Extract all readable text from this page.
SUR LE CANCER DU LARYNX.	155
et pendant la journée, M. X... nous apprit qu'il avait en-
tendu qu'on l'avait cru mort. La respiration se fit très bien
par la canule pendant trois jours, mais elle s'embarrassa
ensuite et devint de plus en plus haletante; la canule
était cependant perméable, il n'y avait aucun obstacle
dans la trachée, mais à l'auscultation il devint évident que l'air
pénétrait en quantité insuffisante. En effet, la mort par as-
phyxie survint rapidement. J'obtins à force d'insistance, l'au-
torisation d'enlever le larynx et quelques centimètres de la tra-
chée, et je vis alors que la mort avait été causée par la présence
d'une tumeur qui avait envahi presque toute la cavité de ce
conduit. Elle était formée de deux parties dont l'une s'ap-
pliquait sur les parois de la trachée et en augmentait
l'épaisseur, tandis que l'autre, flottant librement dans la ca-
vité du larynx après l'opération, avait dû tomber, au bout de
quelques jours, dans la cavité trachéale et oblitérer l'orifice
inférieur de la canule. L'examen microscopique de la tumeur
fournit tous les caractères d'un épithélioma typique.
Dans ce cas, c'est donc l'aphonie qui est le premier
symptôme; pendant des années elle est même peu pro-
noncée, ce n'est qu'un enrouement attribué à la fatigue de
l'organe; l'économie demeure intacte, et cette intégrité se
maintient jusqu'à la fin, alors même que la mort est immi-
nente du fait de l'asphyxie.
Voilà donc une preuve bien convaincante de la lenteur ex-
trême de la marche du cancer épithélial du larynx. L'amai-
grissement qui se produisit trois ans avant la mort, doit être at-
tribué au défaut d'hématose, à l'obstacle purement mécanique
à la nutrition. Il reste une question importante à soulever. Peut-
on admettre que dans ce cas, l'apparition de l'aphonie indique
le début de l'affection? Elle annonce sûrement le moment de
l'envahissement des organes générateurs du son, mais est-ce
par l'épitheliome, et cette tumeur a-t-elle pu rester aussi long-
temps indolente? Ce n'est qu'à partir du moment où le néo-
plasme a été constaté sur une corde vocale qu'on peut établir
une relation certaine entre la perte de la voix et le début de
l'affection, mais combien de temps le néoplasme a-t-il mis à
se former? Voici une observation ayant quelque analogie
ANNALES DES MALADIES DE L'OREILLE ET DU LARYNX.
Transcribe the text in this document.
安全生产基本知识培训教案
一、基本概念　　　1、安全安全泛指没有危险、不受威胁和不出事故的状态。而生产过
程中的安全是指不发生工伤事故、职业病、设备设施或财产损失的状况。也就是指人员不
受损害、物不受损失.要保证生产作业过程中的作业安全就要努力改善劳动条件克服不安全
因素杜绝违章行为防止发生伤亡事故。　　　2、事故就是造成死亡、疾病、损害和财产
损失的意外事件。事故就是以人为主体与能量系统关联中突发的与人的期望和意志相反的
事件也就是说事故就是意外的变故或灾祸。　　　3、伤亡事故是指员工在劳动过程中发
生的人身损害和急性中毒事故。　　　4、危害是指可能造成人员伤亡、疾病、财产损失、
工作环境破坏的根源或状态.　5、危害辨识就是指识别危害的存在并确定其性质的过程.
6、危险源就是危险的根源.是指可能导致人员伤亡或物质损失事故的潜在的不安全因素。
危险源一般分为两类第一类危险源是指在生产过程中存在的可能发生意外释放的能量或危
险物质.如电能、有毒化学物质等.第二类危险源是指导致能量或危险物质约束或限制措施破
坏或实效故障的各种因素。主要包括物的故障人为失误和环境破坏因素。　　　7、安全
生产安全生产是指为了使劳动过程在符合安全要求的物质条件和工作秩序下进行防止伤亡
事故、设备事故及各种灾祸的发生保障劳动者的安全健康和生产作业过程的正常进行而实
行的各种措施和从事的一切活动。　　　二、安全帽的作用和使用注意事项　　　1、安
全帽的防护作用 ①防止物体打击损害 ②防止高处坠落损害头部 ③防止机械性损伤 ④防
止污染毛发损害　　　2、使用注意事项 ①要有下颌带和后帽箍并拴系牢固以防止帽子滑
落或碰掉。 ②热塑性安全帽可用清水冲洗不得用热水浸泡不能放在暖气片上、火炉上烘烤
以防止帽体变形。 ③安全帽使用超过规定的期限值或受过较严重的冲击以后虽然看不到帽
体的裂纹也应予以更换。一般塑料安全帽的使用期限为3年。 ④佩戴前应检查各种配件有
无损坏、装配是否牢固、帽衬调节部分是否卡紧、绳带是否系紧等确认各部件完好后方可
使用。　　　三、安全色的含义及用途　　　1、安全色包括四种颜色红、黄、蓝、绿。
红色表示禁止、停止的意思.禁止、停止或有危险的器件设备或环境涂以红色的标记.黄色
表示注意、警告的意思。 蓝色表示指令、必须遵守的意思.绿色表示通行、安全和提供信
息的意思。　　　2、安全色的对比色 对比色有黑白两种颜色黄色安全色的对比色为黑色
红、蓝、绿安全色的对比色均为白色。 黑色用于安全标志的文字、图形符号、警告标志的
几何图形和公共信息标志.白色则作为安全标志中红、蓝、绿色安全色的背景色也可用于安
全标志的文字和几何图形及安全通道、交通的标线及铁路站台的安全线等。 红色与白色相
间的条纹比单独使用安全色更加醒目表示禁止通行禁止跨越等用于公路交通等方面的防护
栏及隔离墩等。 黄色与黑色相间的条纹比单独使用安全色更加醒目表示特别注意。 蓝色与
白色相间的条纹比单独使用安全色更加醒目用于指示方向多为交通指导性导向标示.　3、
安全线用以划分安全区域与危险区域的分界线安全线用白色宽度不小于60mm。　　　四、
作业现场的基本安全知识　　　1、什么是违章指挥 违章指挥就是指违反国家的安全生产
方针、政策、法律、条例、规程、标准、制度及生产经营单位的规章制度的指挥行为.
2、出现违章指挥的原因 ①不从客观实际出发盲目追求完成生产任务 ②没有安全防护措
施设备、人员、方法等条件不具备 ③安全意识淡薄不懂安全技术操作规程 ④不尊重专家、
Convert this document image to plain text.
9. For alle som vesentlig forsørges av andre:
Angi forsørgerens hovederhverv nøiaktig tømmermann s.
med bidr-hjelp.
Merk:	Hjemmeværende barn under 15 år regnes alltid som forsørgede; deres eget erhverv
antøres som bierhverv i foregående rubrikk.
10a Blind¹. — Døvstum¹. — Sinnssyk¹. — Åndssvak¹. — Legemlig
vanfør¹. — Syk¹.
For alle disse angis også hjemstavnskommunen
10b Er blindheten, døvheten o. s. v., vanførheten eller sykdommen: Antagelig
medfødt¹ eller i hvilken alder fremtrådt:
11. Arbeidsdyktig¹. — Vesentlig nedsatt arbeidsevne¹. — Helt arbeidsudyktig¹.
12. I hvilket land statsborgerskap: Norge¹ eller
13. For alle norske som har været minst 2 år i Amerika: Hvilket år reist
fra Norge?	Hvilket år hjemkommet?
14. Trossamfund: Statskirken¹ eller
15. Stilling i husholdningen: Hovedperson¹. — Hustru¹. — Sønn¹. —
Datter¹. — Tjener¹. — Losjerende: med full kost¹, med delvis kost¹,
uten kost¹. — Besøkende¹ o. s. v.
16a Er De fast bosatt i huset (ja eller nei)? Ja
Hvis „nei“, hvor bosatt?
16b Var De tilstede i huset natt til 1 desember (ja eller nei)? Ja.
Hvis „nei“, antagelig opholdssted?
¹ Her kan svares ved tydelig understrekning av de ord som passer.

----------

> _Set task_: The records above must be output exactly, in full.

> _Complete response_:
Extract all readable text from this page.
SUR LE CANCER DU LARYNX.	155
et pendant la journée, M. X... nous apprit qu'il avait en-
tendu qu'on l'avait cru mort. La respiration se fit très bien
par la canule pendant trois jours, mais elle s'embarrassa
ensuite et devint de plus en plus haletante; la canule
était cependant perméable, il n'y avait aucun obstacle
dans la trachée, mais à l'auscultation il devint évident que l'air
pénétrait en quantité insuffisante. En effet, la mort par as-
phyxie survint rapidement. J'obtins à force d'insistance, l'au-
torisation d'enlever le larynx et quelques centimètres de la tra-
chée, et je vis alors que la mort avait été causée par la présence
d'une tumeur qui avait envahi presque toute la cavité de ce
conduit. Elle était formée de deux parties dont l'une s'ap-
pliquait sur les parois de la trachée et en augmentait
l'épaisseur, tandis que l'autre, flottant librement dans la ca-
vité du larynx après l'opération, avait dû tomber, au bout de
quelques jours, dans la cavité trachéale et oblitérer l'orifice
inférieur de la canule. L'examen microscopique de la tumeur
fournit tous les caractères d'un épithélioma typique.
Dans ce cas, c'est donc l'aphonie qui est le premier
symptôme; pendant des années elle est même peu pro-
noncée, ce n'est qu'un enrouement attribué à la fatigue de
l'organe; l'économie demeure intacte, et cette intégrité se
maintient jusqu'à la fin, alors même que la mort est immi-
nente du fait de l'asphyxie.
Voilà donc une preuve bien convaincante de la lenteur ex-
trême de la marche du cancer épithélial du larynx. L'amai-
grissement qui se produisit trois ans avant la mort, doit être at-
tribué au défaut d'hématose, à l'obstacle purement mécanique
à la nutrition. Il reste une question importante à soulever. Peut-
on admettre que dans ce cas, l'apparition de l'aphonie indique
le début de l'affection? Elle annonce sûrement le moment de
l'envahissement des organes générateurs du son, mais est-ce
par l'épitheliome, et cette tumeur a-t-elle pu rester aussi long-
temps indolente? Ce n'est qu'à partir du moment où le néo-
plasme a été constaté sur une corde vocale qu'on peut établir
une relation certaine entre la perte de la voix et le début de
l'affection, mais combien de temps le néoplasme a-t-il mis à
se former? Voici une observation ayant quelque analogie
ANNALES DES MALADIES DE L'OREILLE ET DU LARYNX.
Transcribe the text in this document.
安全生产基本知识培训教案
一、基本概念　　　1、安全安全泛指没有危险、不受威胁和不出事故的状态。而生产过
程中的安全是指不发生工伤事故、职业病、设备设施或财产损失的状况。也就是指人员不
受损害、物不受损失.要保证生产作业过程中的作业安全就要努力改善劳动条件克服不安全
因素杜绝违章行为防止发生伤亡事故。　　　2、事故就是造成死亡、疾病、损害和财产
损失的意外事件。事故就是以人为主体与能量系统关联中突发的与人的期望和意志相反的
事件也就是说事故就是意外的变故或灾祸。　　　3、伤亡事故是指员工在劳动过程中发
生的人身损害和急性中毒事故。　　　4、危害是指可能造成人员伤亡、疾病、财产损失、
工作环境破坏的根源或状态.　5、危害辨识就是指识别危害的存在并确定其性质的过程.
6、危险源就是危险的根源.是指可能导致人员伤亡或物质损失事故的潜在的不安全因素。
危险源一般分为两类第一类危险源是指在生产过程中存在的可能发生意外释放的能量或危
险物质.如电能、有毒化学物质等.第二类危险源是指导致能量或危险物质约束或限制措施破
坏或实效故障的各种因素。主要包括物的故障人为失误和环境破坏因素。　　　7、安全
生产安全生产是指为了使劳动过程在符合安全要求的物质条件和工作秩序下进行防止伤亡
事故、设备事故及各种灾祸的发生保障劳动者的安全健康和生产作业过程的正常进行而实
行的各种措施和从事的一切活动。　　　二、安全帽的作用和使用注意事项　　　1、安
全帽的防护作用 ①防止物体打击损害 ②防止高处坠落损害头部 ③防止机械性损伤 ④防
止污染毛发损害　　　2、使用注意事项 ①要有下颌带和后帽箍并拴系牢固以防止帽子滑
落或碰掉。 ②热塑性安全帽可用清水冲洗不得用热水浸泡不能放在暖气片上、火炉上烘烤
以防止帽体变形。 ③安全帽使用超过规定的期限值或受过较严重的冲击以后虽然看不到帽
体的裂纹也应予以更换。一般塑料安全帽的使用期限为3年。 ④佩戴前应检查各种配件有
无损坏、装配是否牢固、帽衬调节部分是否卡紧、绳带是否系紧等确认各部件完好后方可
使用。　　　三、安全色的含义及用途　　　1、安全色包括四种颜色红、黄、蓝、绿。
红色表示禁止、停止的意思.禁止、停止或有危险的器件设备或环境涂以红色的标记.黄色
表示注意、警告的意思。 蓝色表示指令、必须遵守的意思.绿色表示通行、安全和提供信
息的意思。　　　2、安全色的对比色 对比色有黑白两种颜色黄色安全色的对比色为黑色
红、蓝、绿安全色的对比色均为白色。 黑色用于安全标志的文字、图形符号、警告标志的
几何图形和公共信息标志.白色则作为安全标志中红、蓝、绿色安全色的背景色也可用于安
全标志的文字和几何图形及安全通道、交通的标线及铁路站台的安全线等。 红色与白色相
间的条纹比单独使用安全色更加醒目表示禁止通行禁止跨越等用于公路交通等方面的防护
栏及隔离墩等。 黄色与黑色相间的条纹比单独使用安全色更加醒目表示特别注意。 蓝色与
白色相间的条纹比单独使用安全色更加醒目用于指示方向多为交通指导性导向标示.　3、
安全线用以划分安全区域与危险区域的分界线安全线用白色宽度不小于60mm。　　　四、
作业现场的基本安全知识　　　1、什么是违章指挥 违章指挥就是指违反国家的安全生产
方针、政策、法律、条例、规程、标准、制度及生产经营单位的规章制度的指挥行为.
2、出现违章指挥的原因 ①不从客观实际出发盲目追求完成生产任务 ②没有安全防护措
施设备、人员、方法等条件不具备 ③安全意识淡薄不懂安全技术操作规程 ④不尊重专家、
Convert this document image to plain text.
9. For alle som vesentlig forsørges av andre:
Angi forsørgerens hovederhverv nøiaktig tømmermann s.
med bidr-hjelp.
Merk:	Hjemmeværende barn under 15 år regnes alltid som forsørgede; deres eget erhverv
antøres som bierhverv i foregående rubrikk.
10a Blind¹. — Døvstum¹. — Sinnssyk¹. — Åndssvak¹. — Legemlig
vanfør¹. — Syk¹.
For alle disse angis også hjemstavnskommunen
10b Er blindheten, døvheten o. s. v., vanførheten eller sykdommen: Antagelig
medfødt¹ eller i hvilken alder fremtrådt:
11. Arbeidsdyktig¹. — Vesentlig nedsatt arbeidsevne¹. — Helt arbeidsudyktig¹.
12. I hvilket land statsborgerskap: Norge¹ eller
13. For alle norske som har været minst 2 år i Amerika: Hvilket år reist
fra Norge?	Hvilket år hjemkommet?
14. Trossamfund: Statskirken¹ eller
15. Stilling i husholdningen: Hovedperson¹. — Hustru¹. — Sønn¹. —
Datter¹. — Tjener¹. — Losjerende: med full kost¹, med delvis kost¹,
uten kost¹. — Besøkende¹ o. s. v.
16a Er De fast bosatt i huset (ja eller nei)? Ja
Hvis „nei“, hvor bosatt?
16b Var De tilstede i huset natt til 1 desember (ja eller nei)? Ja.
Hvis „nei“, antagelig opholdssted?
¹ Her kan svares ved tydelig understrekning av de ord som passer.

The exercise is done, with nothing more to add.